---------- Raw data ----------

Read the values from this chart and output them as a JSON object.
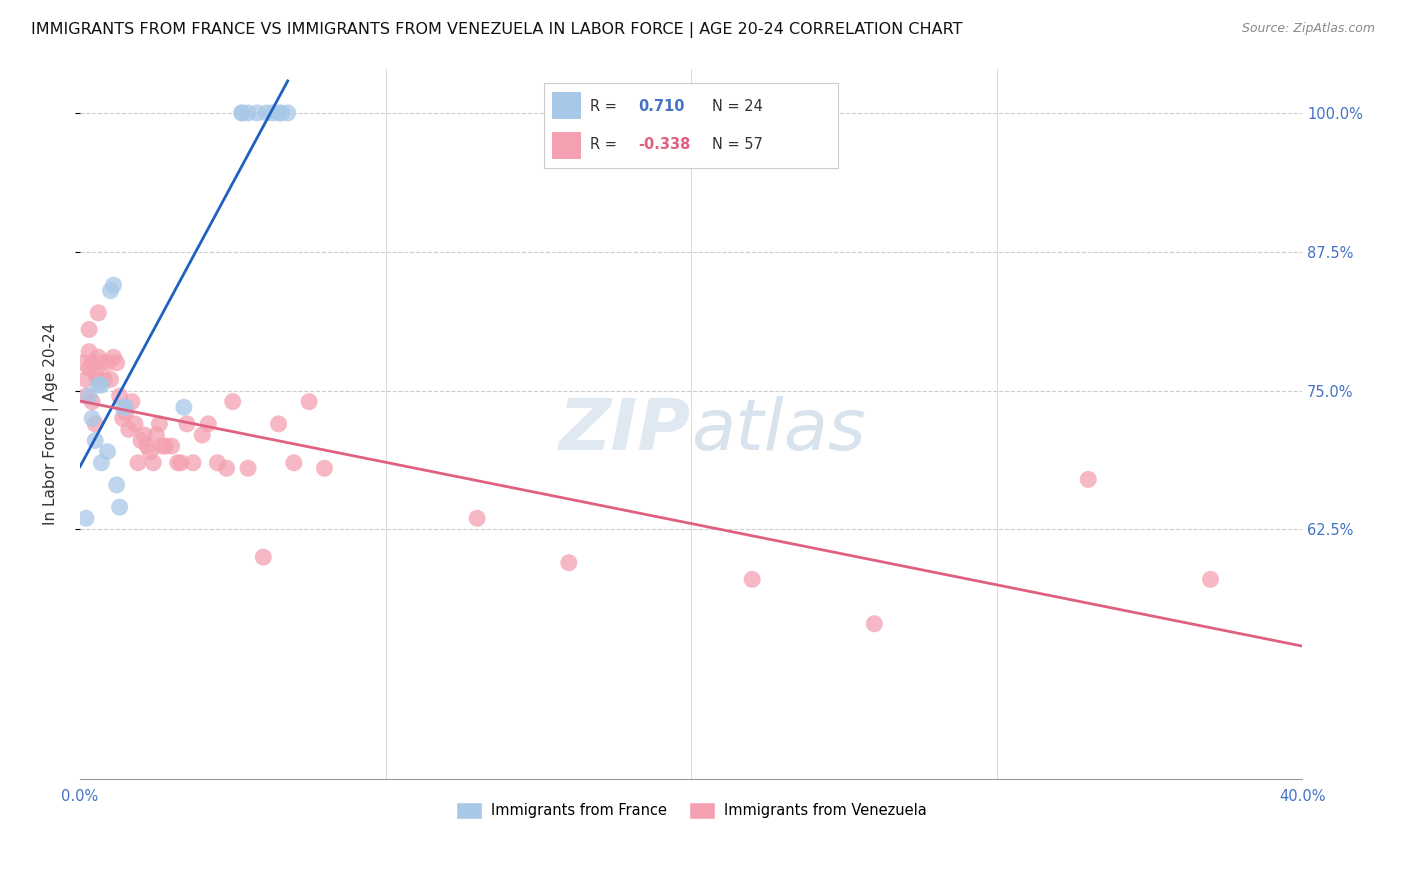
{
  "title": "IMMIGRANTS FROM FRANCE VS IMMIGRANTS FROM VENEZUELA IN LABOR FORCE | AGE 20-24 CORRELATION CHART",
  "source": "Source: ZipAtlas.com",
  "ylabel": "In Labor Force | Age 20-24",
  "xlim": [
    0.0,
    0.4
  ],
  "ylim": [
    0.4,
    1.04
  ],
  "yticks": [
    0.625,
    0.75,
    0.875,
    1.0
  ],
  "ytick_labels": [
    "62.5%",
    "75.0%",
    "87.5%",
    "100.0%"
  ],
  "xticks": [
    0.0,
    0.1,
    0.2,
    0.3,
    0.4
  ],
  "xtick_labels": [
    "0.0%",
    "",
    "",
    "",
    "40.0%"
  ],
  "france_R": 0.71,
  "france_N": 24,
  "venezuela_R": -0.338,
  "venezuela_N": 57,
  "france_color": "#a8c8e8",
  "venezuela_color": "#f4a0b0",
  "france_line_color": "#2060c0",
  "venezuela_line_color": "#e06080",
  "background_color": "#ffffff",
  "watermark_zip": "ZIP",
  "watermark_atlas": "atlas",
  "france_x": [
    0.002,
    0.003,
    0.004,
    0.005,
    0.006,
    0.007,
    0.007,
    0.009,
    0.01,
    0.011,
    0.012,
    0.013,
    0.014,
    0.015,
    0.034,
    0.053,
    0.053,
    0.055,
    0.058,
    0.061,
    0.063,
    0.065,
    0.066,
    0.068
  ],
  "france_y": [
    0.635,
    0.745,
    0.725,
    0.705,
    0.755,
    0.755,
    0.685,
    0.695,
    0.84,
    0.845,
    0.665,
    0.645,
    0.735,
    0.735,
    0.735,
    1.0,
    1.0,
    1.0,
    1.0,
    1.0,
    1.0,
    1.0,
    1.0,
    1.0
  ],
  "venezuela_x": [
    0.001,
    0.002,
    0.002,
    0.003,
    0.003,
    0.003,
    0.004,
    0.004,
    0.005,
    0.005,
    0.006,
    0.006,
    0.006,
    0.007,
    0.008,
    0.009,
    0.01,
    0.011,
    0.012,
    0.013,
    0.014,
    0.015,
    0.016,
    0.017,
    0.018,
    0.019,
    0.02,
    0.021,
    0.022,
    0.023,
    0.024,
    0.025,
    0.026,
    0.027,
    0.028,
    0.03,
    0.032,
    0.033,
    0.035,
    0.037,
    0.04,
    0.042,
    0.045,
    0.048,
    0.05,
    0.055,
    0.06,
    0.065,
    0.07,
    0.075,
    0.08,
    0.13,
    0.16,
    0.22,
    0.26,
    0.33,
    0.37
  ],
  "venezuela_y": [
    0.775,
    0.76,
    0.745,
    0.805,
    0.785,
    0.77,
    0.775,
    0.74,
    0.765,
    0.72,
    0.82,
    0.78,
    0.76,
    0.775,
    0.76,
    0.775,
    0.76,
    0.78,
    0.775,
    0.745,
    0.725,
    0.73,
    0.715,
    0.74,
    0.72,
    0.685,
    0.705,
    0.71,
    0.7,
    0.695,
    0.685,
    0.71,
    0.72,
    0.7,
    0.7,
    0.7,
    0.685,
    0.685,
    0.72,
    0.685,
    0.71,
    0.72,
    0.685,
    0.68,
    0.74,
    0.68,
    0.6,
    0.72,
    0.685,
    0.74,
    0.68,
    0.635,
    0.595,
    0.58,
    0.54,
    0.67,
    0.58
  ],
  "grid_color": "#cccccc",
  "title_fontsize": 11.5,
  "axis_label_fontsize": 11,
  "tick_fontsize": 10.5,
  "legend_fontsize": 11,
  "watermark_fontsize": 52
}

----------

Given instruction: Reproduce all of the material above word for word. Omit the pictures.

Answer:
Read the values from this chart and output them as a JSON object.
{
  "title": "IMMIGRANTS FROM FRANCE VS IMMIGRANTS FROM VENEZUELA IN LABOR FORCE | AGE 20-24 CORRELATION CHART",
  "source": "Source: ZipAtlas.com",
  "ylabel": "In Labor Force | Age 20-24",
  "xlim": [
    0.0,
    0.4
  ],
  "ylim": [
    0.4,
    1.04
  ],
  "yticks": [
    0.625,
    0.75,
    0.875,
    1.0
  ],
  "ytick_labels": [
    "62.5%",
    "75.0%",
    "87.5%",
    "100.0%"
  ],
  "xticks": [
    0.0,
    0.1,
    0.2,
    0.3,
    0.4
  ],
  "xtick_labels": [
    "0.0%",
    "",
    "",
    "",
    "40.0%"
  ],
  "france_R": 0.71,
  "france_N": 24,
  "venezuela_R": -0.338,
  "venezuela_N": 57,
  "france_color": "#a8c8e8",
  "venezuela_color": "#f4a0b0",
  "france_line_color": "#2060c0",
  "venezuela_line_color": "#e06080",
  "background_color": "#ffffff",
  "watermark_zip": "ZIP",
  "watermark_atlas": "atlas",
  "france_x": [
    0.002,
    0.003,
    0.004,
    0.005,
    0.006,
    0.007,
    0.007,
    0.009,
    0.01,
    0.011,
    0.012,
    0.013,
    0.014,
    0.015,
    0.034,
    0.053,
    0.053,
    0.055,
    0.058,
    0.061,
    0.063,
    0.065,
    0.066,
    0.068
  ],
  "france_y": [
    0.635,
    0.745,
    0.725,
    0.705,
    0.755,
    0.755,
    0.685,
    0.695,
    0.84,
    0.845,
    0.665,
    0.645,
    0.735,
    0.735,
    0.735,
    1.0,
    1.0,
    1.0,
    1.0,
    1.0,
    1.0,
    1.0,
    1.0,
    1.0
  ],
  "venezuela_x": [
    0.001,
    0.002,
    0.002,
    0.003,
    0.003,
    0.003,
    0.004,
    0.004,
    0.005,
    0.005,
    0.006,
    0.006,
    0.006,
    0.007,
    0.008,
    0.009,
    0.01,
    0.011,
    0.012,
    0.013,
    0.014,
    0.015,
    0.016,
    0.017,
    0.018,
    0.019,
    0.02,
    0.021,
    0.022,
    0.023,
    0.024,
    0.025,
    0.026,
    0.027,
    0.028,
    0.03,
    0.032,
    0.033,
    0.035,
    0.037,
    0.04,
    0.042,
    0.045,
    0.048,
    0.05,
    0.055,
    0.06,
    0.065,
    0.07,
    0.075,
    0.08,
    0.13,
    0.16,
    0.22,
    0.26,
    0.33,
    0.37
  ],
  "venezuela_y": [
    0.775,
    0.76,
    0.745,
    0.805,
    0.785,
    0.77,
    0.775,
    0.74,
    0.765,
    0.72,
    0.82,
    0.78,
    0.76,
    0.775,
    0.76,
    0.775,
    0.76,
    0.78,
    0.775,
    0.745,
    0.725,
    0.73,
    0.715,
    0.74,
    0.72,
    0.685,
    0.705,
    0.71,
    0.7,
    0.695,
    0.685,
    0.71,
    0.72,
    0.7,
    0.7,
    0.7,
    0.685,
    0.685,
    0.72,
    0.685,
    0.71,
    0.72,
    0.685,
    0.68,
    0.74,
    0.68,
    0.6,
    0.72,
    0.685,
    0.74,
    0.68,
    0.635,
    0.595,
    0.58,
    0.54,
    0.67,
    0.58
  ],
  "grid_color": "#cccccc",
  "title_fontsize": 11.5,
  "axis_label_fontsize": 11,
  "tick_fontsize": 10.5,
  "legend_fontsize": 11,
  "watermark_fontsize": 52
}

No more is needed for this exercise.